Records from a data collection
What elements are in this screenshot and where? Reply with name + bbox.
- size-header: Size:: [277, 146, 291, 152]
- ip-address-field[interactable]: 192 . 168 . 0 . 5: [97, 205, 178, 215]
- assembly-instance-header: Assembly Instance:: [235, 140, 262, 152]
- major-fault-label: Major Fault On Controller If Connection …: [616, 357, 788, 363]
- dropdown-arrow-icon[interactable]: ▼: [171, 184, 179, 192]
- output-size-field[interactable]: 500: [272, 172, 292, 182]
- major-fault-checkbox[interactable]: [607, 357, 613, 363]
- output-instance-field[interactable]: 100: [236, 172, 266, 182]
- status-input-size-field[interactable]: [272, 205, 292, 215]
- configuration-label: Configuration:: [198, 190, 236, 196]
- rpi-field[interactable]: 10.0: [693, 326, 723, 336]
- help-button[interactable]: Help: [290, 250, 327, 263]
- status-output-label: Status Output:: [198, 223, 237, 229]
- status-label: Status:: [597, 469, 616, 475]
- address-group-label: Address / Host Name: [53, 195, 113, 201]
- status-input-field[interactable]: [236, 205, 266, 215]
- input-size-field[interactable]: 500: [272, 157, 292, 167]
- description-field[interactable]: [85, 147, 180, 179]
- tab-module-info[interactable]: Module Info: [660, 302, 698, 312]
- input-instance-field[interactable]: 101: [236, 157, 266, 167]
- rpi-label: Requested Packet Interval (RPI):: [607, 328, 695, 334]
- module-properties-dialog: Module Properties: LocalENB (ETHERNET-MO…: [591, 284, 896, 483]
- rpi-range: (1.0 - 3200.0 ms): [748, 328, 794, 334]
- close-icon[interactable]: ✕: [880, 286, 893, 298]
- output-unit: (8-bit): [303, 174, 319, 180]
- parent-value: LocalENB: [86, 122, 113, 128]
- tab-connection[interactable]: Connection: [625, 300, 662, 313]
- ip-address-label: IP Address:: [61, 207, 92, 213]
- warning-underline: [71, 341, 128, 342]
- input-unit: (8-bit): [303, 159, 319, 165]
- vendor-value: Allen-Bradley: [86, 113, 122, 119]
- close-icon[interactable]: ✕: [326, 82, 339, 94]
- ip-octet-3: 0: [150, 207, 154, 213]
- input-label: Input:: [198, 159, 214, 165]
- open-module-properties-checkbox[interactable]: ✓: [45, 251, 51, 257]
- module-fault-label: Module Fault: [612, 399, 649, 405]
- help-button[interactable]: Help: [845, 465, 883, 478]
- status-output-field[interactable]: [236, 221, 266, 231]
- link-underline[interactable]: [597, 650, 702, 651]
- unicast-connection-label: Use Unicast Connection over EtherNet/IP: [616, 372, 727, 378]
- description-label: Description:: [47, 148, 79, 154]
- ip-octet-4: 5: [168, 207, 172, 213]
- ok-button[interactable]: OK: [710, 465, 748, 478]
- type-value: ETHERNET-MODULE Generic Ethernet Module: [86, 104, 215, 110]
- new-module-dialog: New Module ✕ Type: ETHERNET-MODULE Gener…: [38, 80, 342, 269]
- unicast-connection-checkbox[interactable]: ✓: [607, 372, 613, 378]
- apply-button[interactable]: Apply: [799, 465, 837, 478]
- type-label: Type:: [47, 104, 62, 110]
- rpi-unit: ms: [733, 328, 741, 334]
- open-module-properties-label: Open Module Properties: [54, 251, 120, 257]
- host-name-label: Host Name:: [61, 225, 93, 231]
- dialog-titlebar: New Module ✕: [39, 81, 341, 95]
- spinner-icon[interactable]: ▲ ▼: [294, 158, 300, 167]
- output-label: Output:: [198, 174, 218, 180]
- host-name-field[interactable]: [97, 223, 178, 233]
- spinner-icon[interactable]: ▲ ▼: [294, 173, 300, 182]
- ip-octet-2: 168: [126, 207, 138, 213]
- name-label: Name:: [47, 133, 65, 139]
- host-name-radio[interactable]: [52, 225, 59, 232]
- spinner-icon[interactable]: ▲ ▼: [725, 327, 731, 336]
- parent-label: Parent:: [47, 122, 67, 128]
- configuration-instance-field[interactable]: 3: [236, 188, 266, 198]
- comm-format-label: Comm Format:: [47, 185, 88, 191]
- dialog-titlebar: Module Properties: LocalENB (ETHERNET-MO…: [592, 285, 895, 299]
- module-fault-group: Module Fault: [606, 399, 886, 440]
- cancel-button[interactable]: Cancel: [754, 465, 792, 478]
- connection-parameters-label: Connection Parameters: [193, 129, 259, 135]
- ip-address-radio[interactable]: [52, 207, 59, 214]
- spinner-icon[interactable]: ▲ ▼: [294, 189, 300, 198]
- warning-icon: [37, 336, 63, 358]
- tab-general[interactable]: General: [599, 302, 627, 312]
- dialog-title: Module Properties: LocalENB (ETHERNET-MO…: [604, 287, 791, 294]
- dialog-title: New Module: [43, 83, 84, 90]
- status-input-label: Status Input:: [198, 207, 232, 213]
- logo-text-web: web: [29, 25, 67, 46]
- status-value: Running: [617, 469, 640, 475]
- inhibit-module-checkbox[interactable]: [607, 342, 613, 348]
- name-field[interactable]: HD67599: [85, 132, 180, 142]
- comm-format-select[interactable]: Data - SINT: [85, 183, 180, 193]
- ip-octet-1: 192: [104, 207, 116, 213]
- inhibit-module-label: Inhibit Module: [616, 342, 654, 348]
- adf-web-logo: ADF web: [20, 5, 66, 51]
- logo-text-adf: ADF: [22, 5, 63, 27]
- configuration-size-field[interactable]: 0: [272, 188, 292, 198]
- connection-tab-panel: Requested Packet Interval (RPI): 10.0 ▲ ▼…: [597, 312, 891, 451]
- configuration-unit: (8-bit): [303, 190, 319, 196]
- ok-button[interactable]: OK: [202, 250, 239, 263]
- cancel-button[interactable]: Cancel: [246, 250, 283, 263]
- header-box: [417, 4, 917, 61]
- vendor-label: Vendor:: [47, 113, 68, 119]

Instruction – Can you rewrite the records above so that "screenshot" becomes "screen capture" and nothing else changes?

Result below –
What elements are in this screen capture and where? Reply with name + bbox.
- size-header: Size:: [277, 146, 291, 152]
- ip-address-field[interactable]: 192 . 168 . 0 . 5: [97, 205, 178, 215]
- assembly-instance-header: Assembly Instance:: [235, 140, 262, 152]
- major-fault-label: Major Fault On Controller If Connection …: [616, 357, 788, 363]
- dropdown-arrow-icon[interactable]: ▼: [171, 184, 179, 192]
- output-size-field[interactable]: 500: [272, 172, 292, 182]
- major-fault-checkbox[interactable]: [607, 357, 613, 363]
- output-instance-field[interactable]: 100: [236, 172, 266, 182]
- status-input-size-field[interactable]: [272, 205, 292, 215]
- configuration-label: Configuration:: [198, 190, 236, 196]
- rpi-field[interactable]: 10.0: [693, 326, 723, 336]
- help-button[interactable]: Help: [290, 250, 327, 263]
- status-output-label: Status Output:: [198, 223, 237, 229]
- status-label: Status:: [597, 469, 616, 475]
- address-group-label: Address / Host Name: [53, 195, 113, 201]
- status-input-field[interactable]: [236, 205, 266, 215]
- input-size-field[interactable]: 500: [272, 157, 292, 167]
- description-field[interactable]: [85, 147, 180, 179]
- tab-module-info[interactable]: Module Info: [660, 302, 698, 312]
- input-instance-field[interactable]: 101: [236, 157, 266, 167]
- rpi-label: Requested Packet Interval (RPI):: [607, 328, 695, 334]
- module-properties-dialog: Module Properties: LocalENB (ETHERNET-MO…: [591, 284, 896, 483]
- rpi-range: (1.0 - 3200.0 ms): [748, 328, 794, 334]
- close-icon[interactable]: ✕: [880, 286, 893, 298]
- output-unit: (8-bit): [303, 174, 319, 180]
- parent-value: LocalENB: [86, 122, 113, 128]
- tab-connection[interactable]: Connection: [625, 300, 662, 313]
- ip-address-label: IP Address:: [61, 207, 92, 213]
- warning-underline: [71, 341, 128, 342]
- input-unit: (8-bit): [303, 159, 319, 165]
- vendor-value: Allen-Bradley: [86, 113, 122, 119]
- close-icon[interactable]: ✕: [326, 82, 339, 94]
- ip-octet-3: 0: [150, 207, 154, 213]
- input-label: Input:: [198, 159, 214, 165]
- open-module-properties-checkbox[interactable]: ✓: [45, 251, 51, 257]
- module-fault-label: Module Fault: [612, 399, 649, 405]
- help-button[interactable]: Help: [845, 465, 883, 478]
- status-output-field[interactable]: [236, 221, 266, 231]
- link-underline[interactable]: [597, 650, 702, 651]
- unicast-connection-label: Use Unicast Connection over EtherNet/IP: [616, 372, 727, 378]
- description-label: Description:: [47, 148, 79, 154]
- ip-octet-4: 5: [168, 207, 172, 213]
- ok-button[interactable]: OK: [710, 465, 748, 478]
- type-value: ETHERNET-MODULE Generic Ethernet Module: [86, 104, 215, 110]
- new-module-dialog: New Module ✕ Type: ETHERNET-MODULE Gener…: [38, 80, 342, 269]
- unicast-connection-checkbox[interactable]: ✓: [607, 372, 613, 378]
- apply-button[interactable]: Apply: [799, 465, 837, 478]
- type-label: Type:: [47, 104, 62, 110]
- rpi-unit: ms: [733, 328, 741, 334]
- open-module-properties-label: Open Module Properties: [54, 251, 120, 257]
- host-name-label: Host Name:: [61, 225, 93, 231]
- dialog-titlebar: New Module ✕: [39, 81, 341, 95]
- spinner-icon[interactable]: ▲ ▼: [294, 158, 300, 167]
- output-label: Output:: [198, 174, 218, 180]
- host-name-field[interactable]: [97, 223, 178, 233]
- spinner-icon[interactable]: ▲ ▼: [294, 173, 300, 182]
- ip-octet-2: 168: [126, 207, 138, 213]
- name-label: Name:: [47, 133, 65, 139]
- host-name-radio[interactable]: [52, 225, 59, 232]
- spinner-icon[interactable]: ▲ ▼: [725, 327, 731, 336]
- parent-label: Parent:: [47, 122, 67, 128]
- configuration-instance-field[interactable]: 3: [236, 188, 266, 198]
- comm-format-label: Comm Format:: [47, 185, 88, 191]
- dialog-titlebar: Module Properties: LocalENB (ETHERNET-MO…: [592, 285, 895, 299]
- module-fault-group: Module Fault: [606, 399, 886, 440]
- cancel-button[interactable]: Cancel: [754, 465, 792, 478]
- connection-parameters-label: Connection Parameters: [193, 129, 259, 135]
- ip-address-radio[interactable]: [52, 207, 59, 214]
- spinner-icon[interactable]: ▲ ▼: [294, 189, 300, 198]
- warning-icon: [37, 336, 63, 358]
- tab-general[interactable]: General: [599, 302, 627, 312]
- dialog-title: Module Properties: LocalENB (ETHERNET-MO…: [604, 287, 791, 294]
- dialog-title: New Module: [43, 83, 84, 90]
- status-input-label: Status Input:: [198, 207, 232, 213]
- logo-text-web: web: [29, 25, 67, 46]
- status-value: Running: [617, 469, 640, 475]
- inhibit-module-checkbox[interactable]: [607, 342, 613, 348]
- name-field[interactable]: HD67599: [85, 132, 180, 142]
- comm-format-select[interactable]: Data - SINT: [85, 183, 180, 193]
- ip-octet-1: 192: [104, 207, 116, 213]
- inhibit-module-label: Inhibit Module: [616, 342, 654, 348]
- adf-web-logo: ADF web: [20, 5, 66, 51]
- logo-text-adf: ADF: [22, 5, 63, 27]
- configuration-size-field[interactable]: 0: [272, 188, 292, 198]
- connection-tab-panel: Requested Packet Interval (RPI): 10.0 ▲ ▼…: [597, 312, 891, 451]
- configuration-unit: (8-bit): [303, 190, 319, 196]
- ok-button[interactable]: OK: [202, 250, 239, 263]
- cancel-button[interactable]: Cancel: [246, 250, 283, 263]
- header-box: [417, 4, 917, 61]
- vendor-label: Vendor:: [47, 113, 68, 119]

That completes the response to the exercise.